TEXT SHOWN —
┄┄┄┄┄┄
0

Info:

# of VMs= 4, each with an instance of Tomcat 8.5.* in cluster Apps = 5 war applications- 2 UI applications and 3 Webservices. Java Version = java 1.8.* Configuratin = 2 LTMS and 2 Apache Webservers - 1 LTM on top of tomcat clusters which processes Webservice requests (200K+ a day during weekdays). Another LTM on top of Webserver which is also on top on Tomcat instances which handles the UI application requests (10K+ requests a day). JVM parameters: all default with -Xms3072m -Xmx3072

Tomcat configuration:

 Connector port="xxxx"                 
       protocol="HTTP/1.1"  
           connectionTimeout="3000"  
           enableLookups="false"  
           redirectPort="yyyy"  
           maxThreads="80"   
Connector port="yyyy"  
          protocol="org.apache.coyote.http11.Http11NioProtocol"  
          redirectPort="yyyy"  
          secure="true"    
          scheme="https"  
          clientAuth="false"  
          sslProtocol="TLS"   
          sslEnabledProtocols="SSLv2Hello,TLSv1,TLSv1.1,TLSv1.2"  
          SSLEnabled="true"  
          maxThreads="70"  
          maxKeepAliveRequests="100"  
          keepAliveTimeout="5000"  
          connectionTimeout="10000"  
          keystoreFile="....."  
          keyPass="..."  
          keystorePass="..."  
          keyAlias="....."  
          truststoreFile="..."  
          truststorePass="..."  
          ciphers="......."        
   Connector port="zzzz"
     scheme="https"     
     protocol="AJP/1.3"     
     redirectPort="yyyy"
┄┄┄┄┄┄
GIVEN MATERIAL —
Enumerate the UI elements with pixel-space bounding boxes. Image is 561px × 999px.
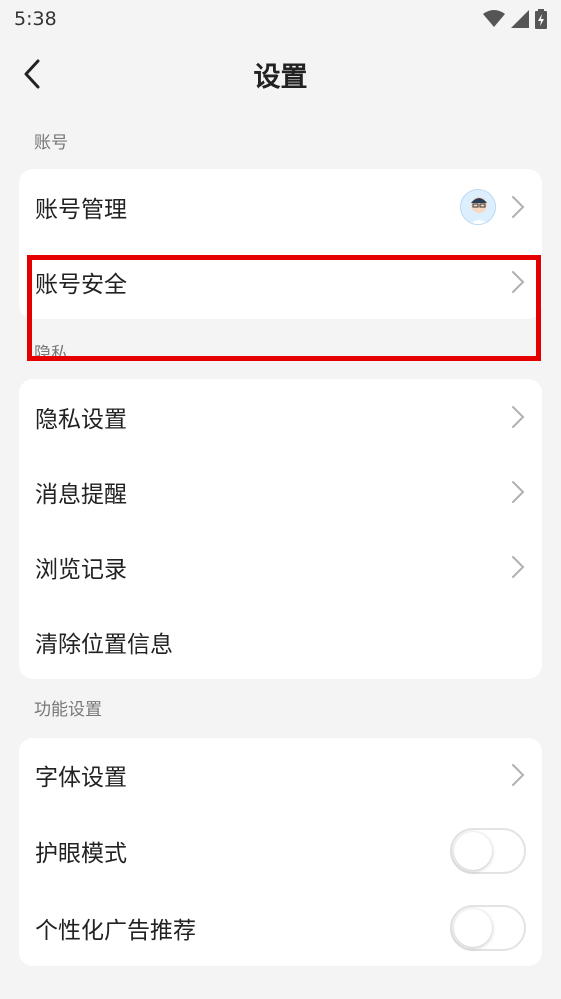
┄┄┄┄┄┄
EXERCISE DIRECTIONS — Please extend the Tomcat cluster post from the point where it stops. The lines come from a separate source.

OUTPUT OF THE TASK —
Issue: We are having to recycle tomcat every once a week, and we do it during the weekend. IF not recycled, on the 7th or 8th day of uptime, minor GC time goes up to anywhere from 5 sec to 30 sec, if still not restarted then whenever major GC happens it takes a minute atleast causing several failed transactions. Up on checking the VM status on all 4 nodes, during this time, we see a lot of swapping happening. Memory utilization is under 55% the whole time, also cpu utilization is below 25%. Surprisingly, this happens during the weekend when there is very little to no load. We have not ever seen any OOM errors, so far it appears that heap tuning is a non-issue (I may be wrong). We also have same configuration in a production simulation environment where the load is not as much as production servers, and there is no such swapping/GC problems in that environment. Any insight or any advice on this would be great help. Please let me know if any other info is needed.

prashma
  • 1
  • 3

1 Answers1

0

Swapping is due to inactive memory pages, objects that not used for a while but not subject to GC, try decrease system swapiness to 10%.

Also check code cache utilization before recycling tomcat it may cause slowness with time.

Try to change GC to g1gc and check, it should have less STW pauses.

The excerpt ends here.